• [Input data]:
----
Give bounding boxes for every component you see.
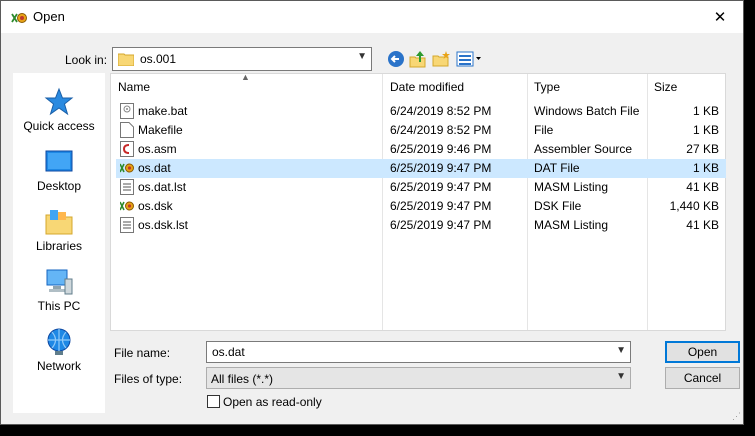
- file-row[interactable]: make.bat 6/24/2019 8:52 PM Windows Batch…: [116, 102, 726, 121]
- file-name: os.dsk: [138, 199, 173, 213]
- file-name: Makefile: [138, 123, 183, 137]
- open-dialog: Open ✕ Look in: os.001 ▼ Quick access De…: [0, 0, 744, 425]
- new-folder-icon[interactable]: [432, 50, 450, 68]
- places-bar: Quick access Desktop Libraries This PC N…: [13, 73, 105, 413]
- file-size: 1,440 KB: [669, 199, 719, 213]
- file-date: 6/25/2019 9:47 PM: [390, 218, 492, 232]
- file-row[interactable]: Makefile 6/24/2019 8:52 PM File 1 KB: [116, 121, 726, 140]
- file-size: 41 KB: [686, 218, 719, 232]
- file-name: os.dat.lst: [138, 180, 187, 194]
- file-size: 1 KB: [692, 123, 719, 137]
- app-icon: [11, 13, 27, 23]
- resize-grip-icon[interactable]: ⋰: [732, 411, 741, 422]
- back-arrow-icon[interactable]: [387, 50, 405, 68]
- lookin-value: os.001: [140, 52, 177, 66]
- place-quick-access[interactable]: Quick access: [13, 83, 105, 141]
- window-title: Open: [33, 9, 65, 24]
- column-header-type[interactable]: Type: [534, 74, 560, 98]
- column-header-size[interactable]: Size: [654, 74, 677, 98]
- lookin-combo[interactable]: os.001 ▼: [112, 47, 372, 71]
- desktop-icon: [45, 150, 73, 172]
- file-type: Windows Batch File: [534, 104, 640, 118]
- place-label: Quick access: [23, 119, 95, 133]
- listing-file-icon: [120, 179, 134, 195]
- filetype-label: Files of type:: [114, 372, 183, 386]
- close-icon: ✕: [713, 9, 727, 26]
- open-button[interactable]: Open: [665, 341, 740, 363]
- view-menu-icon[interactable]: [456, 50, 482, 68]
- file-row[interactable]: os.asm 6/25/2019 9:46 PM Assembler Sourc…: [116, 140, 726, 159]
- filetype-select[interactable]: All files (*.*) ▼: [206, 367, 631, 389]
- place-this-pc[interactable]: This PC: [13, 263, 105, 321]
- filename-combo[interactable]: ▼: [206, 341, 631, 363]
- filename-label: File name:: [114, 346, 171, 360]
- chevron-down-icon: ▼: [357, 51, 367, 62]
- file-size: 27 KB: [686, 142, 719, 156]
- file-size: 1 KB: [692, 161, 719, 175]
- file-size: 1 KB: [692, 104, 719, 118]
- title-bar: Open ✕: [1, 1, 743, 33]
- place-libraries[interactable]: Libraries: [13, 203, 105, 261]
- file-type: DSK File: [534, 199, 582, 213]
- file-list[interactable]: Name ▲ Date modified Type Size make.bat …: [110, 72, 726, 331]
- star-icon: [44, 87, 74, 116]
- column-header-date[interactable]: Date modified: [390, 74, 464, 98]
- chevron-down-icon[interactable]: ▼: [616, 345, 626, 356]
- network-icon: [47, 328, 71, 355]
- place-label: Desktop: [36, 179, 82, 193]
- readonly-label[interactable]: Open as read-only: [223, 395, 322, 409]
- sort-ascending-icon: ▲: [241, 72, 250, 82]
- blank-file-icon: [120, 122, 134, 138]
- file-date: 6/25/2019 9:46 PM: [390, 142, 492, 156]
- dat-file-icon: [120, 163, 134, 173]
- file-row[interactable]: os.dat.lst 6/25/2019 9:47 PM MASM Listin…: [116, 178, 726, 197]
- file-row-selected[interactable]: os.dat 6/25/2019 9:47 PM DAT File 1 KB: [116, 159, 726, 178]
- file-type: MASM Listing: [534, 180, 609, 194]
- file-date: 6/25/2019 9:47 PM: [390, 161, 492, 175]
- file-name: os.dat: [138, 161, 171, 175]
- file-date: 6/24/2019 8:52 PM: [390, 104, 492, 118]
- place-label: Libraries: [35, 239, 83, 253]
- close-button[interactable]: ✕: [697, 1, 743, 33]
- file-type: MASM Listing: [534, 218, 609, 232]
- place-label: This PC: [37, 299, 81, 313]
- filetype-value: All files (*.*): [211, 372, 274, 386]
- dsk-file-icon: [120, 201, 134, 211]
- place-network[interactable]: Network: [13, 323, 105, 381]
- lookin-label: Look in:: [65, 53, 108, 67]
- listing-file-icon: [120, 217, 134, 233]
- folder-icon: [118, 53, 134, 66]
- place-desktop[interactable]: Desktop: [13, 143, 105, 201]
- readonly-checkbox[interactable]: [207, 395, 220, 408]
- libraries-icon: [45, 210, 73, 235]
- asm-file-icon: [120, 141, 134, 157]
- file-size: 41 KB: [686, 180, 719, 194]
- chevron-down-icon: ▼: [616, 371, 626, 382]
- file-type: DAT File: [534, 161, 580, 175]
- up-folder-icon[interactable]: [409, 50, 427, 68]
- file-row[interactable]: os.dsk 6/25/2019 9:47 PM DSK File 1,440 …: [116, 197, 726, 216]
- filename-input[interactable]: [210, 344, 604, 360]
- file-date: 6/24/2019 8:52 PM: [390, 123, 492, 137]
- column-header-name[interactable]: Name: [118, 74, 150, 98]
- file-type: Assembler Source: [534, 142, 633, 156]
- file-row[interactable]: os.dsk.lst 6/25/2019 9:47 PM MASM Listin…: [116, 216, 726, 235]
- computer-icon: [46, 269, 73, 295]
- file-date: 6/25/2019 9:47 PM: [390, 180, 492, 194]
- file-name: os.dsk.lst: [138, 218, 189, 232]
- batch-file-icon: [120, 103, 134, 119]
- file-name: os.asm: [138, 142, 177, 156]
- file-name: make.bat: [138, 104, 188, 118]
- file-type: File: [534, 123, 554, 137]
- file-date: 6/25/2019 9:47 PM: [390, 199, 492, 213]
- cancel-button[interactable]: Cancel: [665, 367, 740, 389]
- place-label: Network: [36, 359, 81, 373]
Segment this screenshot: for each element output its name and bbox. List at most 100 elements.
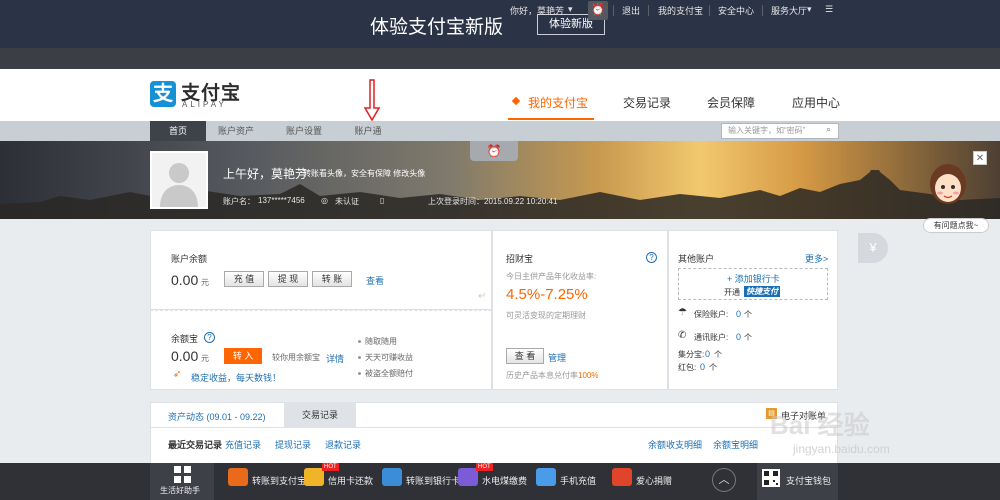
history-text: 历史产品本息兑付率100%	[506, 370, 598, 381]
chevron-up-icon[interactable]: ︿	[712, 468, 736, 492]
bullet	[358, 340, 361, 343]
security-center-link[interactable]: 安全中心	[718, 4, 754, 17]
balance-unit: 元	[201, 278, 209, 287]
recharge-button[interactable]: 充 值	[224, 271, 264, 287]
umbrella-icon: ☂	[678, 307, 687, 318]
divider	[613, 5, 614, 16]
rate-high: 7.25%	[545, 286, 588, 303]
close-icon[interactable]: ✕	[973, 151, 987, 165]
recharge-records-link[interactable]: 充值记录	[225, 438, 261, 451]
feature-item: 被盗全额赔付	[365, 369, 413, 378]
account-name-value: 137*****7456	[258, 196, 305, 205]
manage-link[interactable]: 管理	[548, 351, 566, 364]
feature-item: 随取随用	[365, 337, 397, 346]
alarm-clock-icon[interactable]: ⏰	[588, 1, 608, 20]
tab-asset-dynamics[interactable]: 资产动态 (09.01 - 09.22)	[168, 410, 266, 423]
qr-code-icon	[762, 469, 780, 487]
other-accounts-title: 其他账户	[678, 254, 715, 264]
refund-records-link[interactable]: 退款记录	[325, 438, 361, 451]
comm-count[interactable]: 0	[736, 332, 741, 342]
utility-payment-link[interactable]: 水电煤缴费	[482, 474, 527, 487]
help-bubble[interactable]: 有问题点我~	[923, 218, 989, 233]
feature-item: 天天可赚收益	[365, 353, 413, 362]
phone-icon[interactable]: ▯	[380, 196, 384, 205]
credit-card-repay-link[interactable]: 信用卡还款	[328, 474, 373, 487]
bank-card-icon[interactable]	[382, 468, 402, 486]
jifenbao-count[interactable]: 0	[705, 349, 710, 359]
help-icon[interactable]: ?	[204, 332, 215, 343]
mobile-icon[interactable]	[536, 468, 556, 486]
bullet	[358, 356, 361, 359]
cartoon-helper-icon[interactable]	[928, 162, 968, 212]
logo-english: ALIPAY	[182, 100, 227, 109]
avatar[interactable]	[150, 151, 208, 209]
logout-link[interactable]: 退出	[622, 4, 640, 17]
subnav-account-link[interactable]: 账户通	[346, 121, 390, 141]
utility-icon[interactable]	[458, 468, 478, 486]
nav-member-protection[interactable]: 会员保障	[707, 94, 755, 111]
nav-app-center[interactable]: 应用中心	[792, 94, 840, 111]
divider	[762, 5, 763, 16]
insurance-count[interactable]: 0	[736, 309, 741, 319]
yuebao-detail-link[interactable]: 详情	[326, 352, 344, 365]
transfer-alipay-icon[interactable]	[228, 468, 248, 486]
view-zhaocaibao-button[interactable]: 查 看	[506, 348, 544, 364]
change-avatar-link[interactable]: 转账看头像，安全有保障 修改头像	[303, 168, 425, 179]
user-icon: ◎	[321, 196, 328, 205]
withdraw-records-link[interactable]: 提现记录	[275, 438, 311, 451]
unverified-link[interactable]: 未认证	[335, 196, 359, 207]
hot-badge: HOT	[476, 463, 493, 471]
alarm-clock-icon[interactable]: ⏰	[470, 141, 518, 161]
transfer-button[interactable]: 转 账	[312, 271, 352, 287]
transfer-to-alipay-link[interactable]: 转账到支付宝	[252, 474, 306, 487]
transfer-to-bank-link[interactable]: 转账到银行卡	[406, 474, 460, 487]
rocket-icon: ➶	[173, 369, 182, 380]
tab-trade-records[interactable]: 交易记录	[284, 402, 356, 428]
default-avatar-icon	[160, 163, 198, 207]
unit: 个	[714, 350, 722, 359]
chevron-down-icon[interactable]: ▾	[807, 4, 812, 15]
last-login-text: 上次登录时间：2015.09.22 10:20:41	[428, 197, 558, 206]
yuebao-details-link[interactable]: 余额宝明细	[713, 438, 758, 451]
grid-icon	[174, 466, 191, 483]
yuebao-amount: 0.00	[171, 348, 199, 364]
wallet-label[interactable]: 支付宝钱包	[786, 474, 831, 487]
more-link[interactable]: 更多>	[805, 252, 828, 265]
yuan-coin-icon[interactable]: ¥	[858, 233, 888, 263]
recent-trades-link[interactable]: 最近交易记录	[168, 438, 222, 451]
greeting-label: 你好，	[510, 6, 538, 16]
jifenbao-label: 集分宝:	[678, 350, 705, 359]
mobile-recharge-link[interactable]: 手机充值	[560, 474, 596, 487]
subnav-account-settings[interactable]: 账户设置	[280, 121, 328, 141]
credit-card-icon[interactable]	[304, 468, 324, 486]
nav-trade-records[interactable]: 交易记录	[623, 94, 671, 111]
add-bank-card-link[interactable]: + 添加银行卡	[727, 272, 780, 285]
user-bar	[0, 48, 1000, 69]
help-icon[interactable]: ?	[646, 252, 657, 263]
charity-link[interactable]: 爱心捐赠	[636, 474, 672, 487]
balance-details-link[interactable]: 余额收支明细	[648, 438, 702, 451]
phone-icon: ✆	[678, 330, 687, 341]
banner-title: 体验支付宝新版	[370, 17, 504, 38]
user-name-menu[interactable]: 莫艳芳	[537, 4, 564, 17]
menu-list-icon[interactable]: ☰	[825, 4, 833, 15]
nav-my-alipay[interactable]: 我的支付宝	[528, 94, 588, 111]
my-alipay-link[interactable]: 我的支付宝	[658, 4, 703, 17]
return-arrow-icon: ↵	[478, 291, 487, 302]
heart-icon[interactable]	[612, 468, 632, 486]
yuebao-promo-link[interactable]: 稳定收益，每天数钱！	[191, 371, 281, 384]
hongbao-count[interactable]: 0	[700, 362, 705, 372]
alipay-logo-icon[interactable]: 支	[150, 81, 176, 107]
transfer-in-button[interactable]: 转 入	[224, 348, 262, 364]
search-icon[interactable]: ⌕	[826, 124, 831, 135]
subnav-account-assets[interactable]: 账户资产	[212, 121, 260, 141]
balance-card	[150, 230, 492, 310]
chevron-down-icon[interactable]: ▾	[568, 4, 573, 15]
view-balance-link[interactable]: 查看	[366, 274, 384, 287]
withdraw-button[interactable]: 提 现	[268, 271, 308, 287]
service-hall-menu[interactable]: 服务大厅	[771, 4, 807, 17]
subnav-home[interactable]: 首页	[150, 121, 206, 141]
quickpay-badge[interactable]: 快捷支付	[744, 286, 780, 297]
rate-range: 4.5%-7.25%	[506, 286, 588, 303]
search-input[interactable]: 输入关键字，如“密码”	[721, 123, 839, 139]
----
Reproduce, without any alteration, the rows between the line that contains "- file-row[interactable]: make.bat" and the line that contains "- column-header-type[interactable]: Type: [534, 74, 560, 98]", inclusive.

- file-row[interactable]: make.bat 6/24/2019 8:52 PM Windows Batch…: [116, 102, 726, 121]
- file-name: os.dsk: [138, 199, 173, 213]
- file-name: Makefile: [138, 123, 183, 137]
- open-dialog: Open ✕ Look in: os.001 ▼ Quick access De…: [0, 0, 744, 425]
- new-folder-icon[interactable]: [432, 50, 450, 68]
- places-bar: Quick access Desktop Libraries This PC N…: [13, 73, 105, 413]
- file-size: 1,440 KB: [669, 199, 719, 213]
- file-date: 6/25/2019 9:47 PM: [390, 218, 492, 232]
- file-row[interactable]: Makefile 6/24/2019 8:52 PM File 1 KB: [116, 121, 726, 140]
- file-size: 41 KB: [686, 218, 719, 232]
- file-name: os.dat.lst: [138, 180, 187, 194]
- file-size: 1 KB: [692, 123, 719, 137]
- app-icon: [11, 13, 27, 23]
- resize-grip-icon[interactable]: ⋰: [732, 411, 741, 422]
- back-arrow-icon[interactable]: [387, 50, 405, 68]
- lookin-value: os.001: [140, 52, 177, 66]
- place-quick-access[interactable]: Quick access: [13, 83, 105, 141]
- window-title: Open: [33, 9, 65, 24]
- column-header-type[interactable]: Type: [534, 74, 560, 98]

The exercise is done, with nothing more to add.